▶ [CHALLENGE] Drop every picture and give the entries back exactly.

▶ [EXERCISE INPUT]
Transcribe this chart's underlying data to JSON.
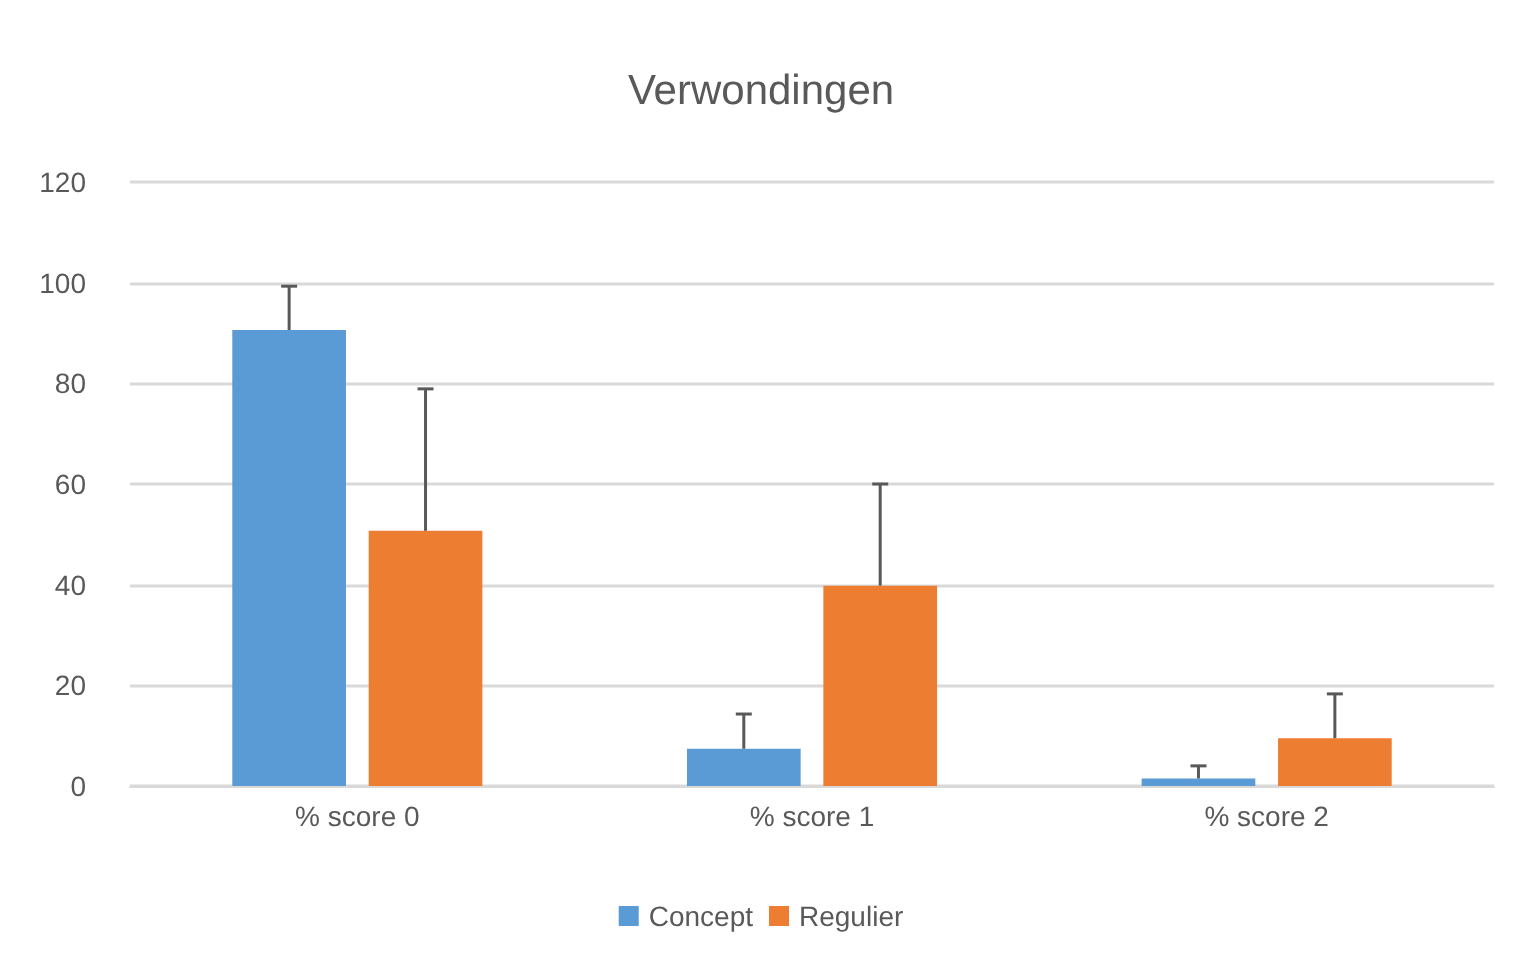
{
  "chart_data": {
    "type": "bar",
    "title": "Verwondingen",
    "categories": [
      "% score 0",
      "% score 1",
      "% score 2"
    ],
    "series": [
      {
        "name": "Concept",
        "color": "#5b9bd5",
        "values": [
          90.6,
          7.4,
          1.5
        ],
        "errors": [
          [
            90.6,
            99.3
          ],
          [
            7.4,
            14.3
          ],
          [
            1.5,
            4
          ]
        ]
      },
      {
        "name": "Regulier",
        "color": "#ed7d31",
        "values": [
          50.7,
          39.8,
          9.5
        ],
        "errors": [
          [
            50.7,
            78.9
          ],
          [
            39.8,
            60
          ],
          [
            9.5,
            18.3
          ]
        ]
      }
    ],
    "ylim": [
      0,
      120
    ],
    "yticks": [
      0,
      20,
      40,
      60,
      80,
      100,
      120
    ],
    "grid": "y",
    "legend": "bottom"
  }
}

▶ [THE RESPONSE]
Transcribe this chart's underlying data to JSON.
{
  "chart_data": {
    "type": "bar",
    "title": "Verwondingen",
    "categories": [
      "% score 0",
      "% score 1",
      "% score 2"
    ],
    "series": [
      {
        "name": "Concept",
        "color": "#5b9bd5",
        "values": [
          90.6,
          7.4,
          1.5
        ],
        "errors": [
          [
            90.6,
            99.3
          ],
          [
            7.4,
            14.3
          ],
          [
            1.5,
            4
          ]
        ]
      },
      {
        "name": "Regulier",
        "color": "#ed7d31",
        "values": [
          50.7,
          39.8,
          9.5
        ],
        "errors": [
          [
            50.7,
            78.9
          ],
          [
            39.8,
            60
          ],
          [
            9.5,
            18.3
          ]
        ]
      }
    ],
    "ylim": [
      0,
      120
    ],
    "yticks": [
      0,
      20,
      40,
      60,
      80,
      100,
      120
    ],
    "grid": "y",
    "legend": "bottom"
  }
}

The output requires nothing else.